* **Requirement**: Can you copy every line of the records below exactly, leaving out the pictures?

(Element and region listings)
⁂

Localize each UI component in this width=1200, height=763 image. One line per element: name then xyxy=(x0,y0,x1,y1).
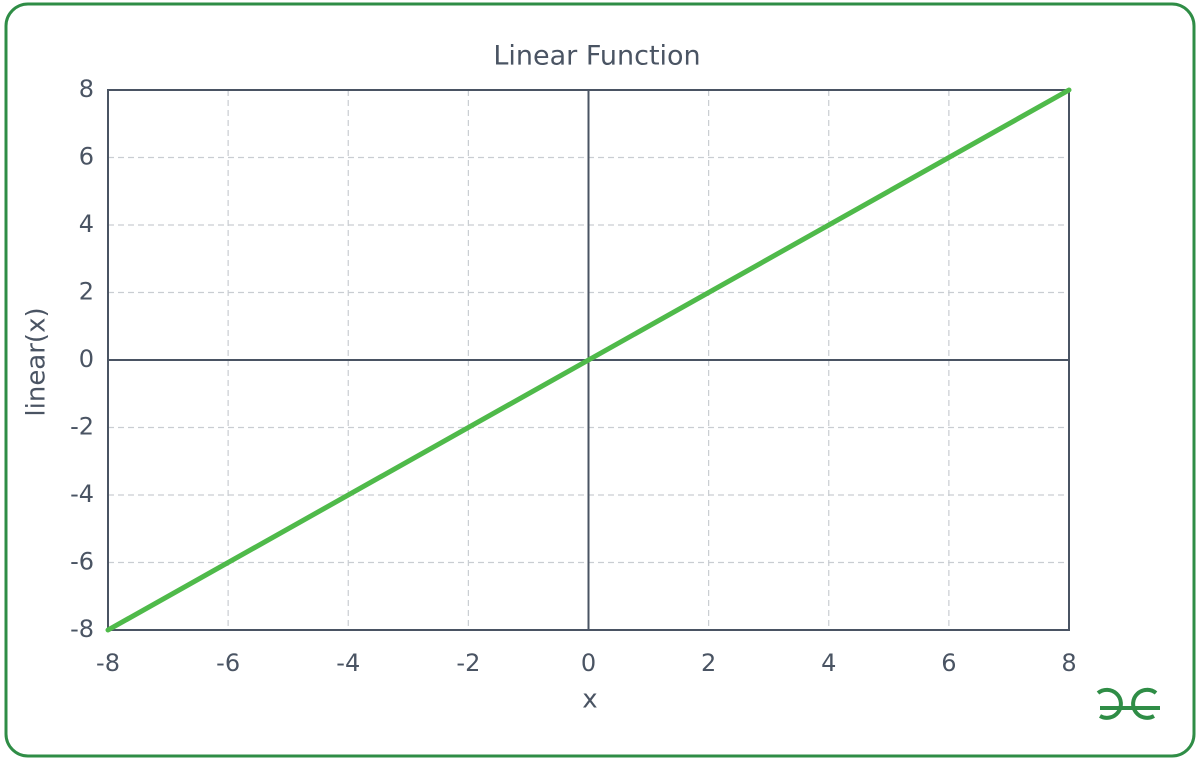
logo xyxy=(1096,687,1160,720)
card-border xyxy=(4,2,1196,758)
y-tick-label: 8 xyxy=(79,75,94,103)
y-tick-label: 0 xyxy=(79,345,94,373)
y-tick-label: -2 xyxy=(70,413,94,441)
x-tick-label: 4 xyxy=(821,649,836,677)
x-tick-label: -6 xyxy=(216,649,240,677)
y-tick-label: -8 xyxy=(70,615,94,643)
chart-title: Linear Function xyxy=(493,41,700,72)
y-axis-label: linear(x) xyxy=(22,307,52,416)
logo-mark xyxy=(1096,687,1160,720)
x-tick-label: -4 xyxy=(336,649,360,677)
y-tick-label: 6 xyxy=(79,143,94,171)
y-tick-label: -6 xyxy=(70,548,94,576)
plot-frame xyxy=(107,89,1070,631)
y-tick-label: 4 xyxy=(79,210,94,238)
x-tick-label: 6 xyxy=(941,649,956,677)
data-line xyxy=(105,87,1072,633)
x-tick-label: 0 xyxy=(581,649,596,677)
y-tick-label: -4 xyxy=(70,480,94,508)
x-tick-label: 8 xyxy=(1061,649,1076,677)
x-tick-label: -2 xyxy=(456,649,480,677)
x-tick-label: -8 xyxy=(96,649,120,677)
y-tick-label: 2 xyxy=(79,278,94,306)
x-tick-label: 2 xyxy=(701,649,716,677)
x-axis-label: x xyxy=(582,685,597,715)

⁂

* **Response**:
Localize each UI component in this width=1200, height=763 image. One line per element: name then xyxy=(x0,y0,x1,y1).
logo xyxy=(1096,687,1160,720)
card-border xyxy=(4,2,1196,758)
y-tick-label: 8 xyxy=(79,75,94,103)
y-tick-label: 0 xyxy=(79,345,94,373)
y-tick-label: -2 xyxy=(70,413,94,441)
x-tick-label: 4 xyxy=(821,649,836,677)
x-tick-label: -6 xyxy=(216,649,240,677)
y-tick-label: -8 xyxy=(70,615,94,643)
chart-title: Linear Function xyxy=(493,41,700,72)
y-axis-label: linear(x) xyxy=(22,307,52,416)
logo-mark xyxy=(1096,687,1160,720)
x-tick-label: -4 xyxy=(336,649,360,677)
y-tick-label: 6 xyxy=(79,143,94,171)
y-tick-label: -6 xyxy=(70,548,94,576)
plot-frame xyxy=(107,89,1070,631)
y-tick-label: 4 xyxy=(79,210,94,238)
x-tick-label: 6 xyxy=(941,649,956,677)
data-line xyxy=(105,87,1072,633)
x-tick-label: 0 xyxy=(581,649,596,677)
y-tick-label: -4 xyxy=(70,480,94,508)
x-tick-label: 8 xyxy=(1061,649,1076,677)
x-tick-label: -2 xyxy=(456,649,480,677)
x-tick-label: -8 xyxy=(96,649,120,677)
y-tick-label: 2 xyxy=(79,278,94,306)
x-tick-label: 2 xyxy=(701,649,716,677)
x-axis-label: x xyxy=(582,685,597,715)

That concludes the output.